1- Table B has foreign key References  A
2 - Table C has foreign Key References  B
3- Table D has foreign Key References C
4- Table E has foreign Key References  A

the main objective is to generate  json output

the following code only covers the first point, by means i am able to generate a json output ( for each id in A has many in B )
but how to modify the code to get the final desired result .

Required actions -
[a] From the post on table foreign keys, reproduce the stretch from "the main objective" through "desired result .".
[b] In the post on table foreign keys, which table does Table E's foreign key reference?

Rows -
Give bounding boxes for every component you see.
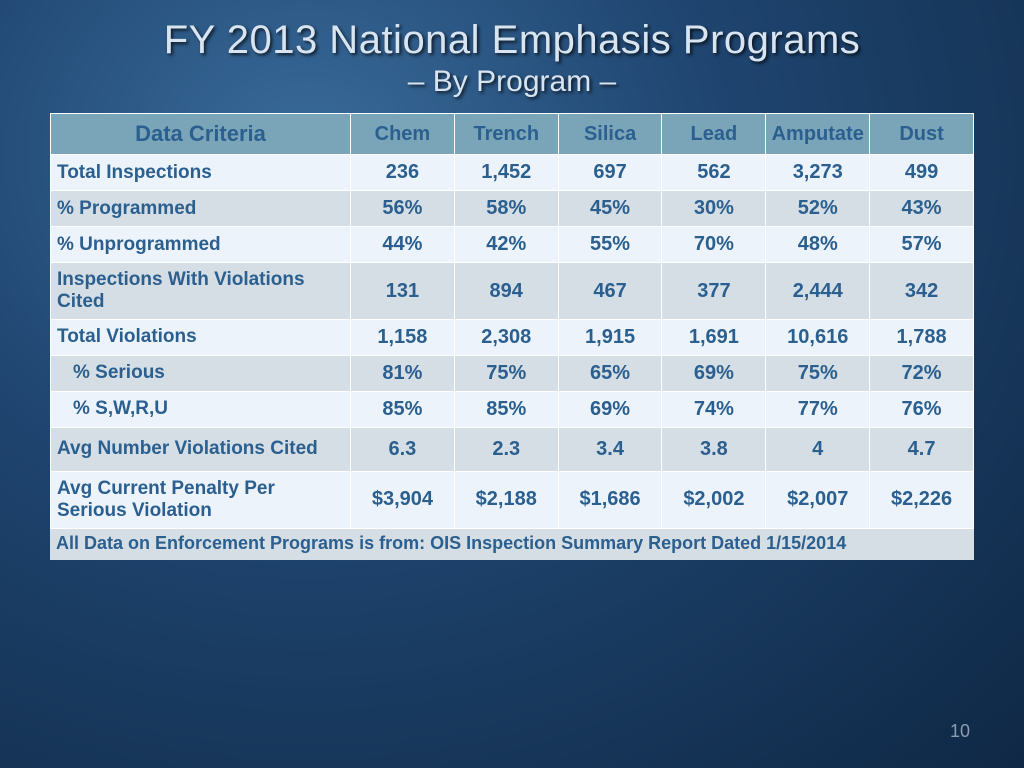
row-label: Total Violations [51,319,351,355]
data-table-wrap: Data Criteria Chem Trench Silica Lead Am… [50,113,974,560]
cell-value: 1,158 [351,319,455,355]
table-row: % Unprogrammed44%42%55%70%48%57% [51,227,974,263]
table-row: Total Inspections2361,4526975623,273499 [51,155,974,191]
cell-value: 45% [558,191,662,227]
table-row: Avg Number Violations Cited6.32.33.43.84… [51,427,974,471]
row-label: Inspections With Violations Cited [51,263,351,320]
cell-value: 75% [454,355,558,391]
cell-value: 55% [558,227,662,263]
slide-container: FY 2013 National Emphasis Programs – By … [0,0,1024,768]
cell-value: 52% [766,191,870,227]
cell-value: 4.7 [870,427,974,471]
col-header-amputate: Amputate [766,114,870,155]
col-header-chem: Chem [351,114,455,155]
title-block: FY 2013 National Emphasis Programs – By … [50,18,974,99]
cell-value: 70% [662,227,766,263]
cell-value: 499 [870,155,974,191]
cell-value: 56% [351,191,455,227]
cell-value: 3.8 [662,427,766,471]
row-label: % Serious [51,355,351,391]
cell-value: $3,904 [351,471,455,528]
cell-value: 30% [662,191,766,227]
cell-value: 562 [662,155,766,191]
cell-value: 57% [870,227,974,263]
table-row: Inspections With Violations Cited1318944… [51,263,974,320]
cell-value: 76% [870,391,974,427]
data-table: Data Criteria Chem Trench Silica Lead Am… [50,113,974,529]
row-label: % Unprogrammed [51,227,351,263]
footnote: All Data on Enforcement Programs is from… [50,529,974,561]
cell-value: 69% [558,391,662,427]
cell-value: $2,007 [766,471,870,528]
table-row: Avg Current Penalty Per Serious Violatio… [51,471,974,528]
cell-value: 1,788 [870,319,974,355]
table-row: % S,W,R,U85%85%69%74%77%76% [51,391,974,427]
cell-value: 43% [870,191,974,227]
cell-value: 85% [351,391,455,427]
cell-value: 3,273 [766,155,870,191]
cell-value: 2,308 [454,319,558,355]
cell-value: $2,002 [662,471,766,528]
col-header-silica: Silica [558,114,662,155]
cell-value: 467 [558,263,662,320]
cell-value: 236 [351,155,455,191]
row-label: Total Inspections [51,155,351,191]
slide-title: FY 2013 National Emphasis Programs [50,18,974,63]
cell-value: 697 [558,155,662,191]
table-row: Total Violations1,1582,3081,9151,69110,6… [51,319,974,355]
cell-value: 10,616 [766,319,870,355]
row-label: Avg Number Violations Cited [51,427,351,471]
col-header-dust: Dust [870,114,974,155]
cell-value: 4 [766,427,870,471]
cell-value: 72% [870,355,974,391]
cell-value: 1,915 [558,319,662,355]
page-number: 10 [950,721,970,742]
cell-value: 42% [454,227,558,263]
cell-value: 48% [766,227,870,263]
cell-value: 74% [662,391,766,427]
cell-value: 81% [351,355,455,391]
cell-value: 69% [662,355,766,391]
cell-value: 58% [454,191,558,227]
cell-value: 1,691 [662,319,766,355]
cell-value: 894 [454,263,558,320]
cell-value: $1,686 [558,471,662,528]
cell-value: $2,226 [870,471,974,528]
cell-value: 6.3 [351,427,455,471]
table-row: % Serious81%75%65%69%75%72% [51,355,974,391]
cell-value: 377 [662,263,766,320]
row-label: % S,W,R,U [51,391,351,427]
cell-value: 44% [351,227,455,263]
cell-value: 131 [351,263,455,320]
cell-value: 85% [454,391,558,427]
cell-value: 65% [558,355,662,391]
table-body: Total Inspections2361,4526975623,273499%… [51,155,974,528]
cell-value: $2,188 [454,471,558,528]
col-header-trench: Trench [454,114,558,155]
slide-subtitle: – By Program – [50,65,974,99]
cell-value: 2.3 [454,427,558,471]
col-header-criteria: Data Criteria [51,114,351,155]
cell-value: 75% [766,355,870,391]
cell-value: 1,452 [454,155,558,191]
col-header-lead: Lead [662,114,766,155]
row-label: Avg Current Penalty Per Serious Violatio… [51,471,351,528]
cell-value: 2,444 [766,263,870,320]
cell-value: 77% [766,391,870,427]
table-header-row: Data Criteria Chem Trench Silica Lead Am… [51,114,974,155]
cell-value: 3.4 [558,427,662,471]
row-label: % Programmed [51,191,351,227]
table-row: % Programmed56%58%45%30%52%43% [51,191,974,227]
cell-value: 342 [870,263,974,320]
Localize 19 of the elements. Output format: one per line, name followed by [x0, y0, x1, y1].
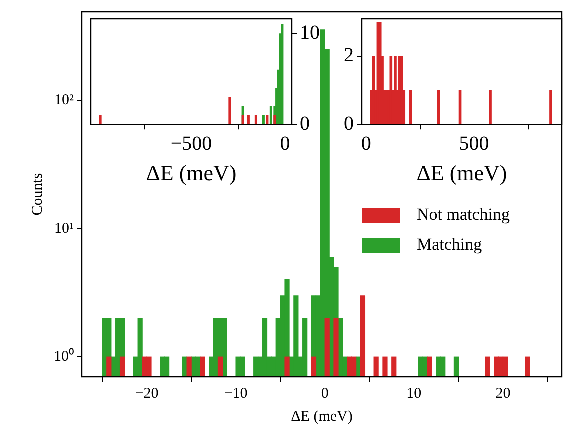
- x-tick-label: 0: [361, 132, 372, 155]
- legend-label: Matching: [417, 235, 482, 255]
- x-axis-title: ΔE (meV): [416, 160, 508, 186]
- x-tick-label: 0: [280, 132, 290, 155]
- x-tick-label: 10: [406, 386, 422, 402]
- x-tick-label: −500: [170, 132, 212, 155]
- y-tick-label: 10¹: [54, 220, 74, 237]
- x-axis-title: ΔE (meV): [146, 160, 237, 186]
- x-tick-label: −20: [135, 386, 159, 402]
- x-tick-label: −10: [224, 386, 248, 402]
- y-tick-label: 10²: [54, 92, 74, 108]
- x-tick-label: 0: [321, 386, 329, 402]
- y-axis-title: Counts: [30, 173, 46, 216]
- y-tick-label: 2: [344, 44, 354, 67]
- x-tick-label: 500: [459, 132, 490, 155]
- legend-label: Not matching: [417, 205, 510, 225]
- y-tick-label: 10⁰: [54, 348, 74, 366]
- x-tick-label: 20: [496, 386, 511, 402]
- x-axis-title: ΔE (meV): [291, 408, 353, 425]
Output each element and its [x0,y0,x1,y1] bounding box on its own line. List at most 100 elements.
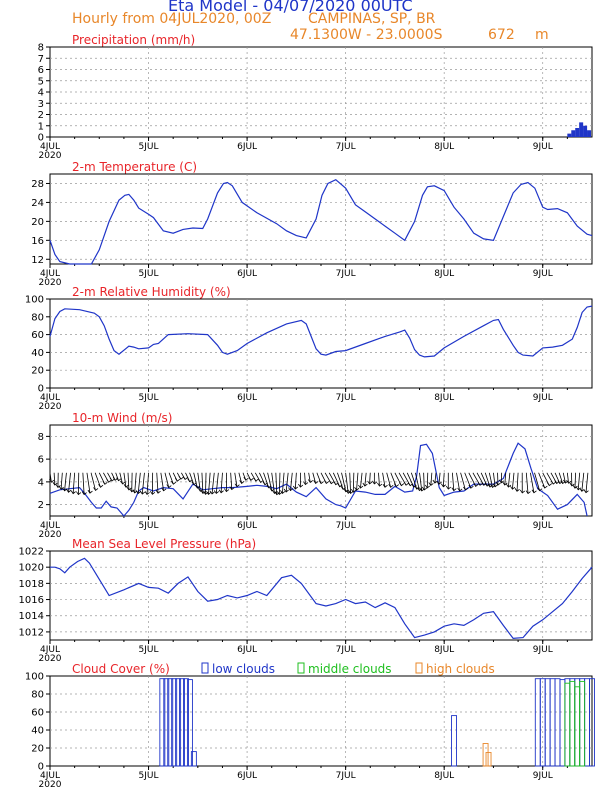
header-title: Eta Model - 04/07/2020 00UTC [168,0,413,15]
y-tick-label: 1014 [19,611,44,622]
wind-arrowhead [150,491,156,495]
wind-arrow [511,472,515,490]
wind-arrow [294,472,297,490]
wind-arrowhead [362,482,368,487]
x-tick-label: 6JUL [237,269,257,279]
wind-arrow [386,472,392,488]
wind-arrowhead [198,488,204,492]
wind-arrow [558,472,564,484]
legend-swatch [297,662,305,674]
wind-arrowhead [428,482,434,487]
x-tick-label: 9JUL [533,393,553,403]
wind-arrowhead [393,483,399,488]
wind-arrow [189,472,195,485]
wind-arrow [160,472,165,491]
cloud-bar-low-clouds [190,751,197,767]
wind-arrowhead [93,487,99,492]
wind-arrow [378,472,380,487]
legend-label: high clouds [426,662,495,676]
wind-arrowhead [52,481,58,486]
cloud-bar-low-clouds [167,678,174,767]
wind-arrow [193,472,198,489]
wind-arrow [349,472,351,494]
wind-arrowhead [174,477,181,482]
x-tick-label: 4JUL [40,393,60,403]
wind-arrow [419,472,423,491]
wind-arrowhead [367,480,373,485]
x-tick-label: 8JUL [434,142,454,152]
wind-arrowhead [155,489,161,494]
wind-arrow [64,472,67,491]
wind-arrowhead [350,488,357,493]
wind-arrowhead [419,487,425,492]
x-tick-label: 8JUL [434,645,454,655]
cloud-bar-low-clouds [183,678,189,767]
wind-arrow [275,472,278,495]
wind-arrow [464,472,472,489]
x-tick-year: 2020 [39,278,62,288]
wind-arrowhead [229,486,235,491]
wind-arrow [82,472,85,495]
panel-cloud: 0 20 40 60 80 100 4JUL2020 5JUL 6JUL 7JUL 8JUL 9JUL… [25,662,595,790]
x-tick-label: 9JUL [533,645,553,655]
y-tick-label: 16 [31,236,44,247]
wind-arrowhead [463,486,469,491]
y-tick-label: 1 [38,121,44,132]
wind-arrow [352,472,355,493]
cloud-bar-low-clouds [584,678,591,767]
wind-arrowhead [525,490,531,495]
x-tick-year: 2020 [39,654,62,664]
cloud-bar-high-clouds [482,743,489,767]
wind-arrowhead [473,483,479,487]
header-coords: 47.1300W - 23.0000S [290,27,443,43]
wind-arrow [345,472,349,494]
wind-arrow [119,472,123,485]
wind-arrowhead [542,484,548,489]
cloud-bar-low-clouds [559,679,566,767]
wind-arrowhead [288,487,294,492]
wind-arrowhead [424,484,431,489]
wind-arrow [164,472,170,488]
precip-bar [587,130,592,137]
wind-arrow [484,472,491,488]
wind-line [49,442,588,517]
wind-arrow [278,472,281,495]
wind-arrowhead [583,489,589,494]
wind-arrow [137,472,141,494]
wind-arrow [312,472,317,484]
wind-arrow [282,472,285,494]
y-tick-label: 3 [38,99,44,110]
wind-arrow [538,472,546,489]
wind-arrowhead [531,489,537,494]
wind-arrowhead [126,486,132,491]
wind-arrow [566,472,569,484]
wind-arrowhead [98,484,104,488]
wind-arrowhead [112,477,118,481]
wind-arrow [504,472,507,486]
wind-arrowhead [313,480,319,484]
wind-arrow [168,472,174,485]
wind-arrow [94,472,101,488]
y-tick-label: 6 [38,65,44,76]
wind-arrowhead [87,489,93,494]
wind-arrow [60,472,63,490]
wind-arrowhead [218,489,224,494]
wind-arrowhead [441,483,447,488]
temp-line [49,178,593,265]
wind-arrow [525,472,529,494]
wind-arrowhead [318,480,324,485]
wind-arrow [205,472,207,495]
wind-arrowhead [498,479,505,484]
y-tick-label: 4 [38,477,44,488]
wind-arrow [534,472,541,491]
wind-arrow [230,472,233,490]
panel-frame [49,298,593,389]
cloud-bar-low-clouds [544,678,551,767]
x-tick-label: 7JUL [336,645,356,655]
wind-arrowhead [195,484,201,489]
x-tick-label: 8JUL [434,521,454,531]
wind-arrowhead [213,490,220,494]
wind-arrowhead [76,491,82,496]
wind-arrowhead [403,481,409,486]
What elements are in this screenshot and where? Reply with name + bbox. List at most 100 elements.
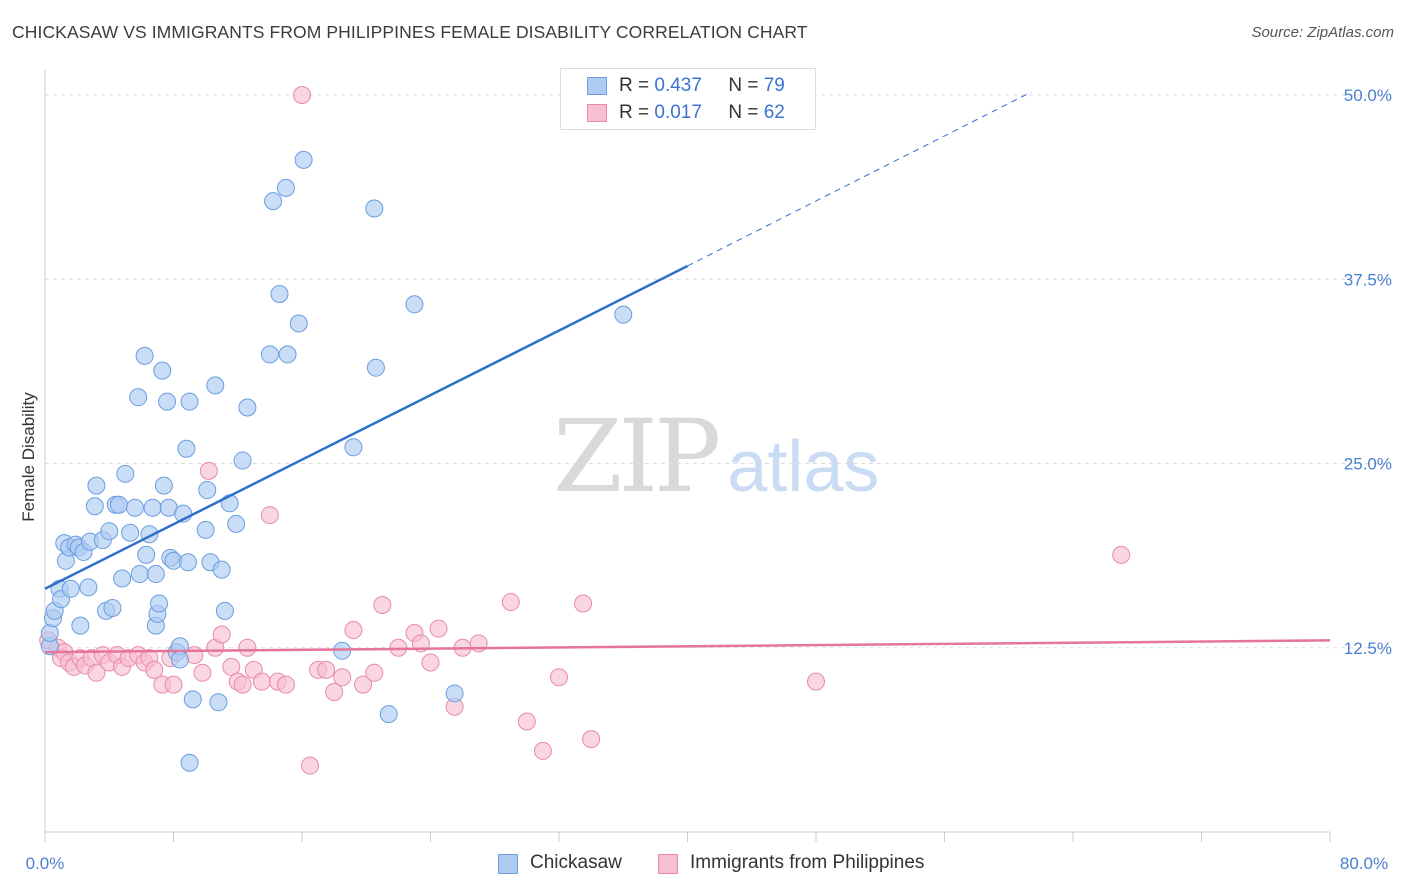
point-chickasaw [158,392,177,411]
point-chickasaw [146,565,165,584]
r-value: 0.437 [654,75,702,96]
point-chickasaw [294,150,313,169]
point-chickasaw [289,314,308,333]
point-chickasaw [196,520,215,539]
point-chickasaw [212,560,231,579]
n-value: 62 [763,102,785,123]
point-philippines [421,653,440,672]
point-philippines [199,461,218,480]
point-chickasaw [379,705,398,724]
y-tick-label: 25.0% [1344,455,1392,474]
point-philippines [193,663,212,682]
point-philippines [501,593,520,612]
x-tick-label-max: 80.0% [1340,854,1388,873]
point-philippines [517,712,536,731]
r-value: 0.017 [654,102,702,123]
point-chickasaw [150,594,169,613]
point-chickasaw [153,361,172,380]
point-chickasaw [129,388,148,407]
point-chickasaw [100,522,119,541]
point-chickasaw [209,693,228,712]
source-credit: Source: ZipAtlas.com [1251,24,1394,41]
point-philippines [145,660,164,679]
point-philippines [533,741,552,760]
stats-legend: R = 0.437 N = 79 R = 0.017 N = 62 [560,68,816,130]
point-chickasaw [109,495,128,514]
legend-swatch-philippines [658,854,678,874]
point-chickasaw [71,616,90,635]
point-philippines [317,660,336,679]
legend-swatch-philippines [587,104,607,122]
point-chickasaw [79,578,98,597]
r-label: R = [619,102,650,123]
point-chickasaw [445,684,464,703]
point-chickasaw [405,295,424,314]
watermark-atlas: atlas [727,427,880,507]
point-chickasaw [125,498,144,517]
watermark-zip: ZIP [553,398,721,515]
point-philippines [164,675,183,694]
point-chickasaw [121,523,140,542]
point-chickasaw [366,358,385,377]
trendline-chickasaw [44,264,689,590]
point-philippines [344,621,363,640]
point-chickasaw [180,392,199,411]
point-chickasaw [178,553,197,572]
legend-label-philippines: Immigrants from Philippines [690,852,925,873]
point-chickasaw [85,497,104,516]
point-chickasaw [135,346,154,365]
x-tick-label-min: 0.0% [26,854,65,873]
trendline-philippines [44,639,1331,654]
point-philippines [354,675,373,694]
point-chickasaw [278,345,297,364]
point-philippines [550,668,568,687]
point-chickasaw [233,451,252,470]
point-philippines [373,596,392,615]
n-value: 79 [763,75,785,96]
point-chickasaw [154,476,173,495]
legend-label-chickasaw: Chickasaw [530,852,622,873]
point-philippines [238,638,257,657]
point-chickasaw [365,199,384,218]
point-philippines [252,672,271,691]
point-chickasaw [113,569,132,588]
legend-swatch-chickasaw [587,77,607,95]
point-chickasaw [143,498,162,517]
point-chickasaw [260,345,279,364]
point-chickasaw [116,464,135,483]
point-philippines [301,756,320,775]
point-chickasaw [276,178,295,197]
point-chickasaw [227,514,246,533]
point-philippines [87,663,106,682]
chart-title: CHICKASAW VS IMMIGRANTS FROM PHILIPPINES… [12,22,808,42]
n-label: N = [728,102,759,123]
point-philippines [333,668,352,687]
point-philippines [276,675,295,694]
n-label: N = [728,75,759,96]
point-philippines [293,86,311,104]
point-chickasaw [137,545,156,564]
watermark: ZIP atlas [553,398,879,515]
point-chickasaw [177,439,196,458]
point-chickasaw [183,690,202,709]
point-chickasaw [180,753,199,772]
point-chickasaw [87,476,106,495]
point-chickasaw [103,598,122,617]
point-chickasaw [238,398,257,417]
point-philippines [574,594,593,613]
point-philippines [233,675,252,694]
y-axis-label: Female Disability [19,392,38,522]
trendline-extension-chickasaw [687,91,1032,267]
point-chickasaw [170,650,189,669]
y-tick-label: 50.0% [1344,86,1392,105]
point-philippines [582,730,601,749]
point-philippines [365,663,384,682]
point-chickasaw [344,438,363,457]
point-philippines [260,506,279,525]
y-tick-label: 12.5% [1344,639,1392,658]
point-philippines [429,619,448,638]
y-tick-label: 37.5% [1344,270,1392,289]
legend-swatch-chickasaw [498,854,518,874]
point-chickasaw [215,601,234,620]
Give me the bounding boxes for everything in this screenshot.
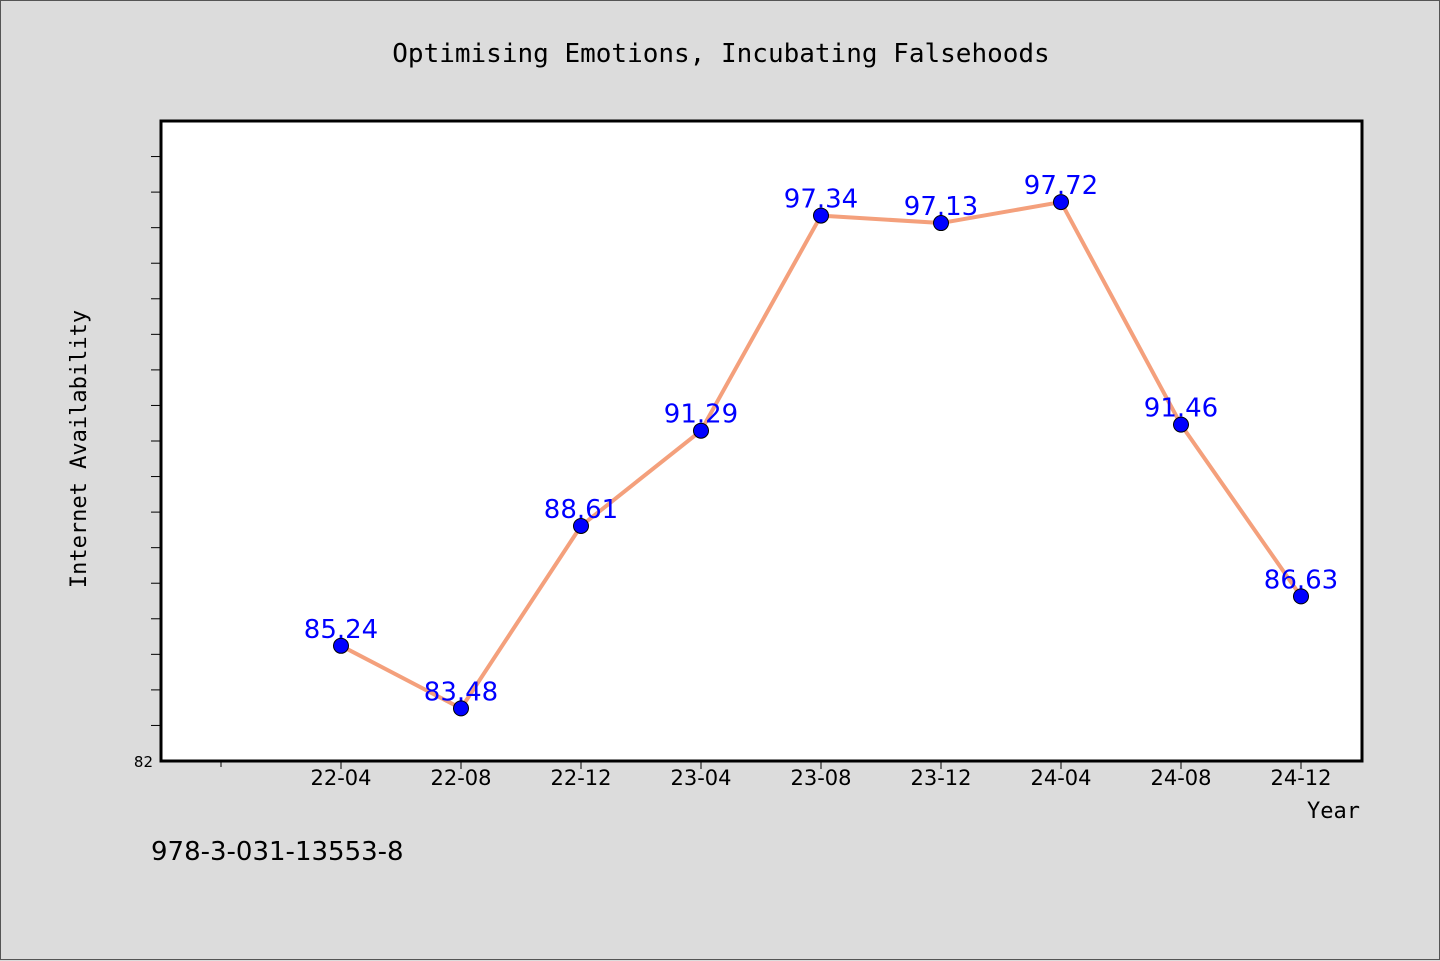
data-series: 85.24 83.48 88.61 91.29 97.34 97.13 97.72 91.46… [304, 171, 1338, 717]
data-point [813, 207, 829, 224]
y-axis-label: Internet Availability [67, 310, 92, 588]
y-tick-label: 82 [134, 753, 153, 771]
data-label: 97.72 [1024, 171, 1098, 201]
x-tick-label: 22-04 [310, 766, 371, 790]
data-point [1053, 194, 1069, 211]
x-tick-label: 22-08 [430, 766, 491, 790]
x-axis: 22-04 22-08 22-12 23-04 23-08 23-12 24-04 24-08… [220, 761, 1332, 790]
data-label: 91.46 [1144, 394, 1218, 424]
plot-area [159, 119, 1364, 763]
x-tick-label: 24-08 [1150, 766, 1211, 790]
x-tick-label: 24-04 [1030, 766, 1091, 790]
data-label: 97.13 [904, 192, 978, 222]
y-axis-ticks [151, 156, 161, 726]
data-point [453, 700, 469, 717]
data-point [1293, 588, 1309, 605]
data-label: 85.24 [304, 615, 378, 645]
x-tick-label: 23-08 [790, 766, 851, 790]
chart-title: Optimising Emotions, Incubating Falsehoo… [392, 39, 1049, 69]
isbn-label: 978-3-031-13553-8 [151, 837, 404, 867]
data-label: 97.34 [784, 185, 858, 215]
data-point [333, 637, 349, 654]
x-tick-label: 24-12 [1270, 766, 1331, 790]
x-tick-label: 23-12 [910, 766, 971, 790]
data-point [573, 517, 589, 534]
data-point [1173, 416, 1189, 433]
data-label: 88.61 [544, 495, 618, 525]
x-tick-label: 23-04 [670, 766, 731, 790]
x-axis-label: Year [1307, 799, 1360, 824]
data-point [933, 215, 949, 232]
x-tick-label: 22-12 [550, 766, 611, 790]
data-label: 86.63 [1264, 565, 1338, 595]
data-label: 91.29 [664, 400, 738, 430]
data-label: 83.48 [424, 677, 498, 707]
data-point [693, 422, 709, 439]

The solutions -
[a]
the main objective is to generate  json output

the following code only covers the first point, by means i am able to generate a json output ( for each id in A has many in B )
but how to modify the code to get the final desired result .

[b] Table A.